**Your goal:** Copy every line in which the string "全国消协组织受理消费者投诉情况" occurs.

**Stored rows:**
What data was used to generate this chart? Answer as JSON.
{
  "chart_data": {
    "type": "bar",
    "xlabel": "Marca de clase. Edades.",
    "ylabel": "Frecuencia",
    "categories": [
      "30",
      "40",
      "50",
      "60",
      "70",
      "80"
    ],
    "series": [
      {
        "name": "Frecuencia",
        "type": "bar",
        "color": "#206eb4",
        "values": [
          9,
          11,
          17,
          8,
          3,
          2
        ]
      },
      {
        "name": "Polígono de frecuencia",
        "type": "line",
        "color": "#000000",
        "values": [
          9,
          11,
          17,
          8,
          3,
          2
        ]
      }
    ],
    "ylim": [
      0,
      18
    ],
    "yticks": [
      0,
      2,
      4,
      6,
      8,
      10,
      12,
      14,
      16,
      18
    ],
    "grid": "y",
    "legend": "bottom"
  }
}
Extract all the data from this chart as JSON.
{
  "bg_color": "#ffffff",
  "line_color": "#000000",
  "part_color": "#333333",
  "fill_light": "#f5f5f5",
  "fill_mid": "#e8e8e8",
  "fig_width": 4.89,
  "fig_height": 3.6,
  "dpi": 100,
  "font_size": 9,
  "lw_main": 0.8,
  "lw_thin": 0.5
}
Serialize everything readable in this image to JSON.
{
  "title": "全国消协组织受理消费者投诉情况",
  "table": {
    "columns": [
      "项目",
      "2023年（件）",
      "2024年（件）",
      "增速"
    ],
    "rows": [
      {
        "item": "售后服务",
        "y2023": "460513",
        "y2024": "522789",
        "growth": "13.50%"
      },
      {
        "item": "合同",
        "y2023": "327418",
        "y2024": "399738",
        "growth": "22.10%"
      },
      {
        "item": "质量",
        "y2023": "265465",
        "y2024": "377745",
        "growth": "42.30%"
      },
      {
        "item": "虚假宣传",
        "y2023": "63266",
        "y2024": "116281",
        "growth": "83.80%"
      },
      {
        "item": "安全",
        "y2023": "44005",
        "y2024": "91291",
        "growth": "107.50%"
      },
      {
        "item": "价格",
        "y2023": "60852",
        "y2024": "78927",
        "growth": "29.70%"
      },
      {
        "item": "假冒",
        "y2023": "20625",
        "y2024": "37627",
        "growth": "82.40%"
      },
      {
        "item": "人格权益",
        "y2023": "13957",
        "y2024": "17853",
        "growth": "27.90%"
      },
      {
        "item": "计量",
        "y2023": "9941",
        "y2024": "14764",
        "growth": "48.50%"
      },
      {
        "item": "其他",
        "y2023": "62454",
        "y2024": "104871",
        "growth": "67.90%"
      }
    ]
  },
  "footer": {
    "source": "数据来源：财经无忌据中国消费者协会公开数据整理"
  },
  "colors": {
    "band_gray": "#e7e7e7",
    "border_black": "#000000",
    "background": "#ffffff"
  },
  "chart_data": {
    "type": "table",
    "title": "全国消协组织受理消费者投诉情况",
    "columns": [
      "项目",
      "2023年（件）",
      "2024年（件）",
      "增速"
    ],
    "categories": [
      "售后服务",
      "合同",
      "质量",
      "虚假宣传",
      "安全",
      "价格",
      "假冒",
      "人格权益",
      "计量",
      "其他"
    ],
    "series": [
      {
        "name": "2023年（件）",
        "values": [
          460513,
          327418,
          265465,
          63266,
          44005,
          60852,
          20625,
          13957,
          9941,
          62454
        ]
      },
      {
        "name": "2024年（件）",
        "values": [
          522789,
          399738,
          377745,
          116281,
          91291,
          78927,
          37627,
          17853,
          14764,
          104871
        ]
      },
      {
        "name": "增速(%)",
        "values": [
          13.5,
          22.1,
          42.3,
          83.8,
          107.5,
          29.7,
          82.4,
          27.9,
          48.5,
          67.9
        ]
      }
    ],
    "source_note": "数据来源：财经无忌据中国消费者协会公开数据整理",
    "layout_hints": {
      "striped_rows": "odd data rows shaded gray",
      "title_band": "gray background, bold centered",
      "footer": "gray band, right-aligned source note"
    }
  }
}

==

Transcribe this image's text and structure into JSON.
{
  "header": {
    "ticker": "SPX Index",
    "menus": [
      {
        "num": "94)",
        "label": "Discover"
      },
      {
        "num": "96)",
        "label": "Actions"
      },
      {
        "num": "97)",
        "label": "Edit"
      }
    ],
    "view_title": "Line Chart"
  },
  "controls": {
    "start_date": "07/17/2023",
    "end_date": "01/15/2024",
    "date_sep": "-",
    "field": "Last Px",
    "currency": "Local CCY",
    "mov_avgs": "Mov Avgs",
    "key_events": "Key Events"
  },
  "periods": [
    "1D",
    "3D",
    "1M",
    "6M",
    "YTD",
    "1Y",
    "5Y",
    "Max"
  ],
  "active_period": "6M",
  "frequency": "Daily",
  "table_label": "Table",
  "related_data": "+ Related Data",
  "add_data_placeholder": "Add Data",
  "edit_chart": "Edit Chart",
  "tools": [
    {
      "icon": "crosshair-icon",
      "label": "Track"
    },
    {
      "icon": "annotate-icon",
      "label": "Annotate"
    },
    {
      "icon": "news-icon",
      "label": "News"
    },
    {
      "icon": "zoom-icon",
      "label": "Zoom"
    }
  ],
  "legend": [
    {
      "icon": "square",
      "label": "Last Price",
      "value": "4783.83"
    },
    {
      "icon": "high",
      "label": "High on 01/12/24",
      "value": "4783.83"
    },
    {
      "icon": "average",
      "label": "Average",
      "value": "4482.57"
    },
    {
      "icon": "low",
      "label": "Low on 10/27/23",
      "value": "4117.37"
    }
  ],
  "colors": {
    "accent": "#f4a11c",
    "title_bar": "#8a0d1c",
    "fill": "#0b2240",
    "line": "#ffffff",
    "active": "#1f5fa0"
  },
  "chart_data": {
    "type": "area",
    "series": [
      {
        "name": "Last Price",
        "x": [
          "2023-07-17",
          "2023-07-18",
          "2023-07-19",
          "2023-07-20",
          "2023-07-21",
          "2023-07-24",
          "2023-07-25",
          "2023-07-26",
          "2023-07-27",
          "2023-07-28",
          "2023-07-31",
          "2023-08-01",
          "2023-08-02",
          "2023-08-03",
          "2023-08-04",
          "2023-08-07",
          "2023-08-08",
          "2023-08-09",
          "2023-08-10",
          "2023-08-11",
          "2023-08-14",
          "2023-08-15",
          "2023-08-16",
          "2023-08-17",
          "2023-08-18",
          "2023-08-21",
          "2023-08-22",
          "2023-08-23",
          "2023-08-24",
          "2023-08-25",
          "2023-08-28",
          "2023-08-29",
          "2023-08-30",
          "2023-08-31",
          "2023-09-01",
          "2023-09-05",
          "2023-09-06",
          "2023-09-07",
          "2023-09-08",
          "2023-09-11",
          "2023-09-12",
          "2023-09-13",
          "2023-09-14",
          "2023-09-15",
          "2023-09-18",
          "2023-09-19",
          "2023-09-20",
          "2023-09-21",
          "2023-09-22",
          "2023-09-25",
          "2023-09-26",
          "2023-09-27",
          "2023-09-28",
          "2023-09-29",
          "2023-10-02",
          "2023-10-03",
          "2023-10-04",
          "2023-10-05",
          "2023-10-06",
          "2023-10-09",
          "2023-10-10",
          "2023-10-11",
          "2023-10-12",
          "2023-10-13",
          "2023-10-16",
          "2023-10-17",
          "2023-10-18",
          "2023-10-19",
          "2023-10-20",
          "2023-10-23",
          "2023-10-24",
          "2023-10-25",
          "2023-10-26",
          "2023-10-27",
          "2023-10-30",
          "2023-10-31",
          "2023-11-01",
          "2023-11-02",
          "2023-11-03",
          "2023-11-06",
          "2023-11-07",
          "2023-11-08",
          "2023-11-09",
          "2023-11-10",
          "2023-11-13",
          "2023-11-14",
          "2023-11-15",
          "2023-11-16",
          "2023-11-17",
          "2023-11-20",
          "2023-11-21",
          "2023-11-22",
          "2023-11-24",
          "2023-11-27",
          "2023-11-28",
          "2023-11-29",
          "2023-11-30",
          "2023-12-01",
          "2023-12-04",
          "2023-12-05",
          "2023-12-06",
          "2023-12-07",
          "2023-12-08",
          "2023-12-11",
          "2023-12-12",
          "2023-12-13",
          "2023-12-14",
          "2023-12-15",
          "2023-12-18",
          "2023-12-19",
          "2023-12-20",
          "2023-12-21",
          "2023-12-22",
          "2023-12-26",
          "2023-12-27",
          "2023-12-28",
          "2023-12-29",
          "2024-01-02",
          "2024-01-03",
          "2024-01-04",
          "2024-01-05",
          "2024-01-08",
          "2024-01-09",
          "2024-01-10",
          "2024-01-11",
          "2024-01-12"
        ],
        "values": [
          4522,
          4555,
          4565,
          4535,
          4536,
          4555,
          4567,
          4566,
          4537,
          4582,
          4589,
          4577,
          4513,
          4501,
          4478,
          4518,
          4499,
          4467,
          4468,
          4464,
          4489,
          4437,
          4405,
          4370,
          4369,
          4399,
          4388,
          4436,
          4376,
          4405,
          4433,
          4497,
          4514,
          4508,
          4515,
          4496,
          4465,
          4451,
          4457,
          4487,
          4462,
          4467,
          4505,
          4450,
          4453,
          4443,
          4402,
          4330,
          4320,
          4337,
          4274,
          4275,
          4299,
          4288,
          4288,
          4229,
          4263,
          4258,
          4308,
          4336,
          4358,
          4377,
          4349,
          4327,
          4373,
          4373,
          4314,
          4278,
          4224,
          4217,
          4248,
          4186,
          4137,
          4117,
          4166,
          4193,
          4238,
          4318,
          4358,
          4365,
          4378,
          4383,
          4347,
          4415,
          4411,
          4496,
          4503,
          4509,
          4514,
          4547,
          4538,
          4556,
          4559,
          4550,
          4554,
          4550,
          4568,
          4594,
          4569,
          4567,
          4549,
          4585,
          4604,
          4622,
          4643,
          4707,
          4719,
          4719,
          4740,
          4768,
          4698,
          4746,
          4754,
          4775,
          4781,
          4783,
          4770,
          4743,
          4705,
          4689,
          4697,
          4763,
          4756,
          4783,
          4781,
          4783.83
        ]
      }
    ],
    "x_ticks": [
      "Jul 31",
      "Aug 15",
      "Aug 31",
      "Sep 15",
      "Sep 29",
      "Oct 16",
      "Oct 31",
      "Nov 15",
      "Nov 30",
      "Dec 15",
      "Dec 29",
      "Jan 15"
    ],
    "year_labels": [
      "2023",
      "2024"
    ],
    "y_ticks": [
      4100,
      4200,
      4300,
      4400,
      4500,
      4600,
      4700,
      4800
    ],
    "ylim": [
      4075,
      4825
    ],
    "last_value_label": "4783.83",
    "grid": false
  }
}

**Worked answer:**
  "title": "全国消协组织受理消费者投诉情况",
    "title": "全国消协组织受理消费者投诉情况",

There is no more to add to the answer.